*** DATA FOR THIS EXERCISE ***
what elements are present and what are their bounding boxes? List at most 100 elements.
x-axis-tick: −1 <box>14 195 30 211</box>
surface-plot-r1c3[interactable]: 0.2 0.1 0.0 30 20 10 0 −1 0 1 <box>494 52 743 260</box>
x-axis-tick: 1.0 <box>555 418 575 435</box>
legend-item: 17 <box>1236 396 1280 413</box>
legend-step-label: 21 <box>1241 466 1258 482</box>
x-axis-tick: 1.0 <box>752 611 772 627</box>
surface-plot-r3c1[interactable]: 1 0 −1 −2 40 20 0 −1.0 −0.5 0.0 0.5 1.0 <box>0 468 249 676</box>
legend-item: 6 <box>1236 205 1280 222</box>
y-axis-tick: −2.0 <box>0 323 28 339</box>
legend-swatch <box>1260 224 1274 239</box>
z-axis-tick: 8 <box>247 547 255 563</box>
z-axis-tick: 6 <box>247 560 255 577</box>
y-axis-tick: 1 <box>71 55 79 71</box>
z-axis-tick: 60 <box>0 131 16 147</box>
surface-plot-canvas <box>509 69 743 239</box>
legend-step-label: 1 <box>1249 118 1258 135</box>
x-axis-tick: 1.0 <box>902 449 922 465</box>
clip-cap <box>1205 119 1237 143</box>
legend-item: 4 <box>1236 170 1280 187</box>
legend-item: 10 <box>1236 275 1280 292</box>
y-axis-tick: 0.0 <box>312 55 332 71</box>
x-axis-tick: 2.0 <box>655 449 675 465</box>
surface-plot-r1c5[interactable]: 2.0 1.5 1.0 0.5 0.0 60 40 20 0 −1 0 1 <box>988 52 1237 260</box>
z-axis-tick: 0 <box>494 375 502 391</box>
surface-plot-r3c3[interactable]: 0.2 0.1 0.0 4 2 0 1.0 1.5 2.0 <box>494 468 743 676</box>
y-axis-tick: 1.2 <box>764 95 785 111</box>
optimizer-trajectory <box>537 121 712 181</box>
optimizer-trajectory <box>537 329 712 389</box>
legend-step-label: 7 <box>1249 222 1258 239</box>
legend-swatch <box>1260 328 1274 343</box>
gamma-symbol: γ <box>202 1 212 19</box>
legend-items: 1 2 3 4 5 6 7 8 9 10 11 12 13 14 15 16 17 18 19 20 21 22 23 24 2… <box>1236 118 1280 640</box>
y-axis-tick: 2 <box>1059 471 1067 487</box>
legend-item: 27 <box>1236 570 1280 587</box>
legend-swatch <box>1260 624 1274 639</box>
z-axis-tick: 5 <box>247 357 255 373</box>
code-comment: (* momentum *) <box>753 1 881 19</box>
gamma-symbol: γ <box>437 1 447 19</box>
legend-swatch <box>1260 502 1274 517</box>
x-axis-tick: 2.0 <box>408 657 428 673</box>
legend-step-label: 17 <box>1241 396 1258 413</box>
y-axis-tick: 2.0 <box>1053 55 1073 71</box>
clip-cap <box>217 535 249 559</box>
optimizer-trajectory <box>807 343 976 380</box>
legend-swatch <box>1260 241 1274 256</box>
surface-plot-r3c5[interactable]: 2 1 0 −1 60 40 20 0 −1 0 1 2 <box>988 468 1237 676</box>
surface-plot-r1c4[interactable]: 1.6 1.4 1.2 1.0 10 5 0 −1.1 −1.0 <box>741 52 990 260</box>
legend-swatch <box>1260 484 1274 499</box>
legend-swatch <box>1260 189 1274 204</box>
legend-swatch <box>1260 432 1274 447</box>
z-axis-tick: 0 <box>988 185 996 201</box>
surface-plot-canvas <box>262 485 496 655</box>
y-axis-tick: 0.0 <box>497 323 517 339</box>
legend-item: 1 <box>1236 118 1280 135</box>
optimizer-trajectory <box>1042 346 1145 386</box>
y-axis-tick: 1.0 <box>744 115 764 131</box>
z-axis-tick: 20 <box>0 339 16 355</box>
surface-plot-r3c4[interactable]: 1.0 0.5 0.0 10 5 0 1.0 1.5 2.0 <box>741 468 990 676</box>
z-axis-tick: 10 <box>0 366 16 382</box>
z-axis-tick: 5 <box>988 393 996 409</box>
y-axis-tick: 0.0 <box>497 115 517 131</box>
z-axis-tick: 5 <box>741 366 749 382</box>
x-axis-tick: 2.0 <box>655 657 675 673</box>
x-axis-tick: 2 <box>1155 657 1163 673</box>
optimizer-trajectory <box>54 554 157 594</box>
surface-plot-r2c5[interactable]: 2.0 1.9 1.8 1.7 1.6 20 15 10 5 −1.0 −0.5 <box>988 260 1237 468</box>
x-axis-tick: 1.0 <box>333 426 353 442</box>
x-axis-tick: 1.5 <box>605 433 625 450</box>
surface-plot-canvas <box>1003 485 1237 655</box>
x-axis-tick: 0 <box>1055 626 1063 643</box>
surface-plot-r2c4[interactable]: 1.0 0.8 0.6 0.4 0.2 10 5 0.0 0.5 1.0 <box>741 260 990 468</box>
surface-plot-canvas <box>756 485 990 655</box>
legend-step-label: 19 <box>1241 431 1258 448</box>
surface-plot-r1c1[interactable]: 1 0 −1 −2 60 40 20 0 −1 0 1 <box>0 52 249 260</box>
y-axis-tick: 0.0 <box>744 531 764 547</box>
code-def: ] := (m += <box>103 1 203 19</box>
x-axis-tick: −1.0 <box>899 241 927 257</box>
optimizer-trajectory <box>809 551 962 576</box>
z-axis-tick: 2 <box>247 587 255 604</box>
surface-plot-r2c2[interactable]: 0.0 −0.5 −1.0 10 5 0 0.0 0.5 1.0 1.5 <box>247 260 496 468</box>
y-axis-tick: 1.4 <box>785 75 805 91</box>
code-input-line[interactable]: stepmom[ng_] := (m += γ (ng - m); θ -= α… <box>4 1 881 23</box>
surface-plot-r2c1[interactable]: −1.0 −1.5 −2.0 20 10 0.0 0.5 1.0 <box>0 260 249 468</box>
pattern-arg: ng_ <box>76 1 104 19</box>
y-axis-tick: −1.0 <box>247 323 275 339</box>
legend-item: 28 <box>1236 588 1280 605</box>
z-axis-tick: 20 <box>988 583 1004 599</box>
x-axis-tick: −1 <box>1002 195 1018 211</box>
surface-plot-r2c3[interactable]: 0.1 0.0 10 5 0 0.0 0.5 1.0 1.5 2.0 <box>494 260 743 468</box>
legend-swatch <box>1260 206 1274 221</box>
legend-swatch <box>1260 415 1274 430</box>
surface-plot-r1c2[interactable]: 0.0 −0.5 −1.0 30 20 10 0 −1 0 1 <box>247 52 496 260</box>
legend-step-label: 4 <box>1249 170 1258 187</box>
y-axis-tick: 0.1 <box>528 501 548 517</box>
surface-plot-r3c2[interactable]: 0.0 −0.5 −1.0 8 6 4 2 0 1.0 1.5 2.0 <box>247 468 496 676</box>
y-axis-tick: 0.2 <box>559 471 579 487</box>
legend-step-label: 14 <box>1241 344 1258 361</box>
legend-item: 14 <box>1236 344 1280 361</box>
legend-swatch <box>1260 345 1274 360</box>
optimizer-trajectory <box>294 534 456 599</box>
***
*EXERCISE PROMPT:* Reproduce word for word the lines of the data from its first line through the line containing "z-axis-tick: 6 <box>247 560 255 577</box>", with both ends included.

*OUTPUT OF THE TASK:*
what elements are present and what are their bounding boxes? List at most 100 elements.
x-axis-tick: −1 <box>14 195 30 211</box>
surface-plot-r1c3[interactable]: 0.2 0.1 0.0 30 20 10 0 −1 0 1 <box>494 52 743 260</box>
x-axis-tick: 1.0 <box>555 418 575 435</box>
legend-item: 17 <box>1236 396 1280 413</box>
legend-step-label: 21 <box>1241 466 1258 482</box>
x-axis-tick: 1.0 <box>752 611 772 627</box>
surface-plot-r3c1[interactable]: 1 0 −1 −2 40 20 0 −1.0 −0.5 0.0 0.5 1.0 <box>0 468 249 676</box>
legend-item: 6 <box>1236 205 1280 222</box>
y-axis-tick: −2.0 <box>0 323 28 339</box>
legend-swatch <box>1260 224 1274 239</box>
z-axis-tick: 8 <box>247 547 255 563</box>
z-axis-tick: 6 <box>247 560 255 577</box>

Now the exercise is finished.